PROBLEM DETAILS:
Search the records below for the word "Experimental" and show every line where it occurs.

DATA PROVIDED:
------------------------------
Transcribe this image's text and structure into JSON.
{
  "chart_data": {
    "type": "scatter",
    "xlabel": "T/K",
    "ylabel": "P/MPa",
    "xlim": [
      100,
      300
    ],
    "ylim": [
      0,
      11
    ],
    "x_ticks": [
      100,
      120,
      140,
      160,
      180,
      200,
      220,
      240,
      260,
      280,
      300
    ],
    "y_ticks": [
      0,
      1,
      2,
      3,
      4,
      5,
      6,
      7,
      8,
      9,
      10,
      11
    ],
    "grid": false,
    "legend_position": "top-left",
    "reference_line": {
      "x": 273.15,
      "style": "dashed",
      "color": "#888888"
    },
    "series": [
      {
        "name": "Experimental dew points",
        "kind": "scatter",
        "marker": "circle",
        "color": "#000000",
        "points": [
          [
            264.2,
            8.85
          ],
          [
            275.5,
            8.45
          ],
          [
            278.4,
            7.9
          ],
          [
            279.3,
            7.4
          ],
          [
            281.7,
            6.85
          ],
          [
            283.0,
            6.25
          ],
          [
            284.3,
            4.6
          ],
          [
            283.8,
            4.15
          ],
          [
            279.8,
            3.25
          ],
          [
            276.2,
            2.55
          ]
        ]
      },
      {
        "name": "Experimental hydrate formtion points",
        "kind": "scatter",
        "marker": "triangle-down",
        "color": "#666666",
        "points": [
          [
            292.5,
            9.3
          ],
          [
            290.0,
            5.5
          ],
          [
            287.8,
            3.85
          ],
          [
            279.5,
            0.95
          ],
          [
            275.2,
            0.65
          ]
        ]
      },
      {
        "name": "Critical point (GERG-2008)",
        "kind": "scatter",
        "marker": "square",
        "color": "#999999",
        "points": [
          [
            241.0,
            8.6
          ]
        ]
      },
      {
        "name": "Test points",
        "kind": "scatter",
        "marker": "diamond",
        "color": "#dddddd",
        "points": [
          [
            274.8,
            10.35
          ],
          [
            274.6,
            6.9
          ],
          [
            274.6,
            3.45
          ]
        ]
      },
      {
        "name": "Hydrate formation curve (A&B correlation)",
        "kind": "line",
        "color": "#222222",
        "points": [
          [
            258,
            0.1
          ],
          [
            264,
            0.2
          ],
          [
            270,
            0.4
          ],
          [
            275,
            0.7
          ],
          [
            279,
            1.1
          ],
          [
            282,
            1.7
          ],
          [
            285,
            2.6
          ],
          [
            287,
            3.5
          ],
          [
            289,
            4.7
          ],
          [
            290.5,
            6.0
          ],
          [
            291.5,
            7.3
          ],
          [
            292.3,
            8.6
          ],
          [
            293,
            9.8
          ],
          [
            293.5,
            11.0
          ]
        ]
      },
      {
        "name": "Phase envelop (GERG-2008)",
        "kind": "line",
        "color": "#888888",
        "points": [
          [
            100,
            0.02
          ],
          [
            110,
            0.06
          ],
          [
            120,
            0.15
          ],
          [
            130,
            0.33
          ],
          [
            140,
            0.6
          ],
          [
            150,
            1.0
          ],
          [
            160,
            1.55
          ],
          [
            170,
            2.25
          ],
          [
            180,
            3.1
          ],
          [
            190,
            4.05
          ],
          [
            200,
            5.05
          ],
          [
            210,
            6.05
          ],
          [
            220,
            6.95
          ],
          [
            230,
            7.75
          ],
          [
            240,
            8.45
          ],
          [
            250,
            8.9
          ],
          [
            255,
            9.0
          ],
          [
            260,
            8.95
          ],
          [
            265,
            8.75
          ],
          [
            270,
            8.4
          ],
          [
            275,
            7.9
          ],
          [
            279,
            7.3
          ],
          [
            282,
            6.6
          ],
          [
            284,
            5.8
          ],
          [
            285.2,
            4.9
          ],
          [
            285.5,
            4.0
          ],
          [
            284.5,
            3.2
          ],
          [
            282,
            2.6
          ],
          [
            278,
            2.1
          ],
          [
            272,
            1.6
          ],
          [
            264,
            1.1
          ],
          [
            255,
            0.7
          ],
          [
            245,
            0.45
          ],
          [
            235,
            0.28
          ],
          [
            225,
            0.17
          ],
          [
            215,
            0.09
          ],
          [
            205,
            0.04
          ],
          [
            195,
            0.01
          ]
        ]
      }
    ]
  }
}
------------------------------
THE RESPONSE:
        "name": "Experimental dew points",
        "name": "Experimental hydrate formtion points",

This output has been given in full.